Rewrite everything from the start of the material down to the line containing "day-number: 19: [243, 384, 335, 399]", swapping "day-info" for "day-summary" and leaving the rest unchanged.

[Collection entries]

○ ○ ○ ○

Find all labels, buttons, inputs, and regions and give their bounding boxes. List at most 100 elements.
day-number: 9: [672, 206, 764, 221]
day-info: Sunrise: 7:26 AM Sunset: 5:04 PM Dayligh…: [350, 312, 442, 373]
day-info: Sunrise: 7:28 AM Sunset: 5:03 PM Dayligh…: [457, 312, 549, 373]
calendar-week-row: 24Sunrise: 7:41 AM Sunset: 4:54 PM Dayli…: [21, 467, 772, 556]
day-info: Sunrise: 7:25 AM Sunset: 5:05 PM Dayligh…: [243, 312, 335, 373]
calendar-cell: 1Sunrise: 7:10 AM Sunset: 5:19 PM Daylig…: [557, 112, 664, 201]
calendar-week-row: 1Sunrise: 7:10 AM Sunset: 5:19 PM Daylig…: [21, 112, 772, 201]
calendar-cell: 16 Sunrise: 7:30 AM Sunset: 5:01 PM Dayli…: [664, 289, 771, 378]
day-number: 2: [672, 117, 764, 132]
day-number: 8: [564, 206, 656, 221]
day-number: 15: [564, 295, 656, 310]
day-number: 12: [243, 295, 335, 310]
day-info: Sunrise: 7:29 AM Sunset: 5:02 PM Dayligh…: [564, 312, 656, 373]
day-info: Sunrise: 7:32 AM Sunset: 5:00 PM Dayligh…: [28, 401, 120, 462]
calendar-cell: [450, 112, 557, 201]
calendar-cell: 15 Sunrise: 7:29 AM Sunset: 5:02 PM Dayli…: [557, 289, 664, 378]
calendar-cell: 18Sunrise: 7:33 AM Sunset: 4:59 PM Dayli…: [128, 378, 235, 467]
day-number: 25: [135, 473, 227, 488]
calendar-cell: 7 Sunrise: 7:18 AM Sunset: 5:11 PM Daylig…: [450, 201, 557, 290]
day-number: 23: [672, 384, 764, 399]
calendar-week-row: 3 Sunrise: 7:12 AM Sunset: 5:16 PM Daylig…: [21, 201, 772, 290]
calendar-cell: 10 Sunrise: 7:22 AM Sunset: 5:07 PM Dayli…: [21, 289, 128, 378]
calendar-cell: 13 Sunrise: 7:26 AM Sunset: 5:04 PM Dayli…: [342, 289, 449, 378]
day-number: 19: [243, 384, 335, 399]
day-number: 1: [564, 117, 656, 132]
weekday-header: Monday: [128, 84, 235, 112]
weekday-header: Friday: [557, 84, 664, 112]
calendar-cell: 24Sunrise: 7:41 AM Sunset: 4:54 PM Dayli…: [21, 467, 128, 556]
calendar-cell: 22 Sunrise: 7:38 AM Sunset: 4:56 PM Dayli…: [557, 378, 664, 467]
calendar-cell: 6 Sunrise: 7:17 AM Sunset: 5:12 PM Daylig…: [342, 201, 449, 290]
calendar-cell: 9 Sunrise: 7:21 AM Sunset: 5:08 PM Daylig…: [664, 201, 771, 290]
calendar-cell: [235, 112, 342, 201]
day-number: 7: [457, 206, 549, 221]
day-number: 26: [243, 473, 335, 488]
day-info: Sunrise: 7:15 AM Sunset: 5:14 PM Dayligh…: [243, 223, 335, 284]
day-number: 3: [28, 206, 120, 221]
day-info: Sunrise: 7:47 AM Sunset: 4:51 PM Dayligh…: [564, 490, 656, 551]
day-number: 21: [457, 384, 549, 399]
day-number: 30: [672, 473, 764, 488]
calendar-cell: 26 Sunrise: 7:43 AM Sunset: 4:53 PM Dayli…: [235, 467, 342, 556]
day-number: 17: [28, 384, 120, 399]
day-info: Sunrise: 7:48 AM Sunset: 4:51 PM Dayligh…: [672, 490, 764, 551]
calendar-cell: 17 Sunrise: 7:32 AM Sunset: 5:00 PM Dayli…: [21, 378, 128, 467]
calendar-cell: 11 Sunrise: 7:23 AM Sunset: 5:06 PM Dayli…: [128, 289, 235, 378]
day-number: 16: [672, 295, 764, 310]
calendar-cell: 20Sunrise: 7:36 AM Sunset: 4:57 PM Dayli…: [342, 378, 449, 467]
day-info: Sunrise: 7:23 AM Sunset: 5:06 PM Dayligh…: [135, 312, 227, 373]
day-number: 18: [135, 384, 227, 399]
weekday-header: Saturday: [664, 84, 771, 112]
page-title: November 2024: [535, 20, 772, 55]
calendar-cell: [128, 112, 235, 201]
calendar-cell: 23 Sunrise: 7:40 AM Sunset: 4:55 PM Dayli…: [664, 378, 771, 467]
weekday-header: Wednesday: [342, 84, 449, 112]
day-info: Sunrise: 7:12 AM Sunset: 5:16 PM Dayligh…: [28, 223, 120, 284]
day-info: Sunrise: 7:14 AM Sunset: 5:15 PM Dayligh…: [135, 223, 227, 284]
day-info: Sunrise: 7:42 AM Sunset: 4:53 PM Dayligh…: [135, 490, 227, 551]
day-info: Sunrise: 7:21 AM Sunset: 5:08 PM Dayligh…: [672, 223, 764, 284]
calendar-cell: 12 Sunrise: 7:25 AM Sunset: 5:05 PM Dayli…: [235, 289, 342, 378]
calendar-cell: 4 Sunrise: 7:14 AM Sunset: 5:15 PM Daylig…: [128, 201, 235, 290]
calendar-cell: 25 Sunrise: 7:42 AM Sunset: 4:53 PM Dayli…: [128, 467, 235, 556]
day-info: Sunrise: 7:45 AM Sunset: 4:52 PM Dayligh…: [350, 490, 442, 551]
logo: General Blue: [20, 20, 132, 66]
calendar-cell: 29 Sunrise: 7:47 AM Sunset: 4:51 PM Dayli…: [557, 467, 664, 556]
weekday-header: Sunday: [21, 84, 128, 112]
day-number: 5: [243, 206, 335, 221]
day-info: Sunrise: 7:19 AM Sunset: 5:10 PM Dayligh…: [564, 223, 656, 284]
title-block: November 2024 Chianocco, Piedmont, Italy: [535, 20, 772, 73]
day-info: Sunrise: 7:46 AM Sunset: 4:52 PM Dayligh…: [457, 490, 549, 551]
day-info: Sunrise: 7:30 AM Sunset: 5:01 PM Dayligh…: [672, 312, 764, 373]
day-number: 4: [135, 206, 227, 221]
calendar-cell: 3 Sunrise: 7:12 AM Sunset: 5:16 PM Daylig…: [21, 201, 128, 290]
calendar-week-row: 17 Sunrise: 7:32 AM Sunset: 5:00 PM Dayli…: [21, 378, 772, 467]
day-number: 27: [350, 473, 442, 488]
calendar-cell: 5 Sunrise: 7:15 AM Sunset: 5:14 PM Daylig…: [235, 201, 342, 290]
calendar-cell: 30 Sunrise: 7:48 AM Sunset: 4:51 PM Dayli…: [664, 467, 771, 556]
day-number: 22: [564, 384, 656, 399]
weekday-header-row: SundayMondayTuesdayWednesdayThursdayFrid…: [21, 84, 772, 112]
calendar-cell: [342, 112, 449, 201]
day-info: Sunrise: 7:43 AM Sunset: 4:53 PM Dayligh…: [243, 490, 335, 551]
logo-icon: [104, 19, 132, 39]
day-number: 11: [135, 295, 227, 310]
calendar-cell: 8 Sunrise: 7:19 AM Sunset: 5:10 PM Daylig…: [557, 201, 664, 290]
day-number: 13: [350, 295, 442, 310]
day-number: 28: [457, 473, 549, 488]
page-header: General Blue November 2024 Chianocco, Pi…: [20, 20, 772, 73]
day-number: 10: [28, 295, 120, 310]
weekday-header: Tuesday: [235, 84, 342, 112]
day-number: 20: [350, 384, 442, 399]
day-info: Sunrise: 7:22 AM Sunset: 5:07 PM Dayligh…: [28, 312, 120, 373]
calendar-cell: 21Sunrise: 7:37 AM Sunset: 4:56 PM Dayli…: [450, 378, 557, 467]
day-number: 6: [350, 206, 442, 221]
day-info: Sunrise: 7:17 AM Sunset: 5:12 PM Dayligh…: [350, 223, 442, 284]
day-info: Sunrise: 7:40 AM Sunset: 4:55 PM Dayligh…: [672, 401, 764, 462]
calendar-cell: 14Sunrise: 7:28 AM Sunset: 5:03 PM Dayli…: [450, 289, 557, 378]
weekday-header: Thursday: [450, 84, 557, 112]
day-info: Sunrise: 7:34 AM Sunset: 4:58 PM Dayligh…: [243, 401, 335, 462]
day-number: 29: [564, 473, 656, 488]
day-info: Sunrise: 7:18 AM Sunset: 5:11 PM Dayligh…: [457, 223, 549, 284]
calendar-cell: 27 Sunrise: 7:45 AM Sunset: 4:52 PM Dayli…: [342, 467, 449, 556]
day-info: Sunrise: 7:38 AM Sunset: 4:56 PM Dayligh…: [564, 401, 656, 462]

○ ○ ○ ○

[Solved exercise]
Find all labels, buttons, inputs, and regions and give their bounding boxes. List at most 100 elements.
day-number: 9: [672, 206, 764, 221]
day-summary: Sunrise: 7:26 AM Sunset: 5:04 PM Dayligh…: [350, 312, 442, 373]
day-summary: Sunrise: 7:28 AM Sunset: 5:03 PM Dayligh…: [457, 312, 549, 373]
calendar-week-row: 24Sunrise: 7:41 AM Sunset: 4:54 PM Dayli…: [21, 467, 772, 556]
day-summary: Sunrise: 7:25 AM Sunset: 5:05 PM Dayligh…: [243, 312, 335, 373]
calendar-cell: 1Sunrise: 7:10 AM Sunset: 5:19 PM Daylig…: [557, 112, 664, 201]
calendar-week-row: 1Sunrise: 7:10 AM Sunset: 5:19 PM Daylig…: [21, 112, 772, 201]
calendar-cell: 16 Sunrise: 7:30 AM Sunset: 5:01 PM Dayli…: [664, 289, 771, 378]
day-number: 2: [672, 117, 764, 132]
day-number: 8: [564, 206, 656, 221]
day-number: 15: [564, 295, 656, 310]
day-number: 12: [243, 295, 335, 310]
day-summary: Sunrise: 7:29 AM Sunset: 5:02 PM Dayligh…: [564, 312, 656, 373]
day-summary: Sunrise: 7:32 AM Sunset: 5:00 PM Dayligh…: [28, 401, 120, 462]
calendar-cell: [450, 112, 557, 201]
calendar-cell: 15 Sunrise: 7:29 AM Sunset: 5:02 PM Dayli…: [557, 289, 664, 378]
calendar-cell: 18Sunrise: 7:33 AM Sunset: 4:59 PM Dayli…: [128, 378, 235, 467]
day-number: 25: [135, 473, 227, 488]
calendar-cell: 7 Sunrise: 7:18 AM Sunset: 5:11 PM Daylig…: [450, 201, 557, 290]
day-number: 23: [672, 384, 764, 399]
calendar-week-row: 3 Sunrise: 7:12 AM Sunset: 5:16 PM Daylig…: [21, 201, 772, 290]
calendar-cell: 10 Sunrise: 7:22 AM Sunset: 5:07 PM Dayli…: [21, 289, 128, 378]
calendar-cell: 13 Sunrise: 7:26 AM Sunset: 5:04 PM Dayli…: [342, 289, 449, 378]
day-number: 19: [243, 384, 335, 399]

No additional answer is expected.